Output every entry exactly as written.

** START OF Records shown **

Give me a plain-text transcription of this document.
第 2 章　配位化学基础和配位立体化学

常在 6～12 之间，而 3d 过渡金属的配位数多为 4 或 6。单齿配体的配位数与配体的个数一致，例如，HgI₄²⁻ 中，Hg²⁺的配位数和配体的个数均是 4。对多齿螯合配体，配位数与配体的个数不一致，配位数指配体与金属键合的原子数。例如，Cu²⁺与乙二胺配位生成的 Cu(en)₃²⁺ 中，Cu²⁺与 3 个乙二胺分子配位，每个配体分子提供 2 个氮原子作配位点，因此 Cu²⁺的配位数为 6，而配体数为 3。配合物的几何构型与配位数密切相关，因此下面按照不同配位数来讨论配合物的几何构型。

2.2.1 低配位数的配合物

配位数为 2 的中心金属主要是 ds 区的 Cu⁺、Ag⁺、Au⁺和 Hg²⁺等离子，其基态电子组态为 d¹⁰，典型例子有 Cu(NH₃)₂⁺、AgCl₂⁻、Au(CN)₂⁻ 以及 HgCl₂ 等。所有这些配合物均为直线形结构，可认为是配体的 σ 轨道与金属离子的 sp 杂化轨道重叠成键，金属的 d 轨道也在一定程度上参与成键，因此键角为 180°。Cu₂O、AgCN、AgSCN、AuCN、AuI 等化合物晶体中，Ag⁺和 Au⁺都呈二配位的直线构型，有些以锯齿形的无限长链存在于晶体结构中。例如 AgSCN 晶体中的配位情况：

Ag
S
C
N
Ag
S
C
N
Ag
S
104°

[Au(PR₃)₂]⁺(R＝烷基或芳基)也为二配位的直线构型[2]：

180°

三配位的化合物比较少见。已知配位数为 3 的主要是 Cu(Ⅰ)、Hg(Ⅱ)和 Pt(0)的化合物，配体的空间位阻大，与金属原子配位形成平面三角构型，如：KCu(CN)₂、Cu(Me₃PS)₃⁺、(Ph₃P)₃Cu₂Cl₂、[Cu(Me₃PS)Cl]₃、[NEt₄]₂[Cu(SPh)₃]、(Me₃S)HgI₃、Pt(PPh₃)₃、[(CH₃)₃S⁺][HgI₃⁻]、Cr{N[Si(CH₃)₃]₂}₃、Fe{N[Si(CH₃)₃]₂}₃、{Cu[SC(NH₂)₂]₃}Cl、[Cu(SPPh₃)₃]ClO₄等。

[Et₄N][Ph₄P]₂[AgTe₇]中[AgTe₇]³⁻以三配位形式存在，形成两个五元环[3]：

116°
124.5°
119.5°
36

** END OF Records shown **

- _Full solution_:
Give me a plain-text transcription of this document.
第 2 章　配位化学基础和配位立体化学

常在 6～12 之间，而 3d 过渡金属的配位数多为 4 或 6。单齿配体的配位数与配体的个数一致，例如，HgI₄²⁻ 中，Hg²⁺的配位数和配体的个数均是 4。对多齿螯合配体，配位数与配体的个数不一致，配位数指配体与金属键合的原子数。例如，Cu²⁺与乙二胺配位生成的 Cu(en)₃²⁺ 中，Cu²⁺与 3 个乙二胺分子配位，每个配体分子提供 2 个氮原子作配位点，因此 Cu²⁺的配位数为 6，而配体数为 3。配合物的几何构型与配位数密切相关，因此下面按照不同配位数来讨论配合物的几何构型。

2.2.1 低配位数的配合物

配位数为 2 的中心金属主要是 ds 区的 Cu⁺、Ag⁺、Au⁺和 Hg²⁺等离子，其基态电子组态为 d¹⁰，典型例子有 Cu(NH₃)₂⁺、AgCl₂⁻、Au(CN)₂⁻ 以及 HgCl₂ 等。所有这些配合物均为直线形结构，可认为是配体的 σ 轨道与金属离子的 sp 杂化轨道重叠成键，金属的 d 轨道也在一定程度上参与成键，因此键角为 180°。Cu₂O、AgCN、AgSCN、AuCN、AuI 等化合物晶体中，Ag⁺和 Au⁺都呈二配位的直线构型，有些以锯齿形的无限长链存在于晶体结构中。例如 AgSCN 晶体中的配位情况：

Ag
S
C
N
Ag
S
C
N
Ag
S
104°

[Au(PR₃)₂]⁺(R＝烷基或芳基)也为二配位的直线构型[2]：

180°

三配位的化合物比较少见。已知配位数为 3 的主要是 Cu(Ⅰ)、Hg(Ⅱ)和 Pt(0)的化合物，配体的空间位阻大，与金属原子配位形成平面三角构型，如：KCu(CN)₂、Cu(Me₃PS)₃⁺、(Ph₃P)₃Cu₂Cl₂、[Cu(Me₃PS)Cl]₃、[NEt₄]₂[Cu(SPh)₃]、(Me₃S)HgI₃、Pt(PPh₃)₃、[(CH₃)₃S⁺][HgI₃⁻]、Cr{N[Si(CH₃)₃]₂}₃、Fe{N[Si(CH₃)₃]₂}₃、{Cu[SC(NH₂)₂]₃}Cl、[Cu(SPPh₃)₃]ClO₄等。

[Et₄N][Ph₄P]₂[AgTe₇]中[AgTe₇]³⁻以三配位形式存在，形成两个五元环[3]：

116°
124.5°
119.5°
36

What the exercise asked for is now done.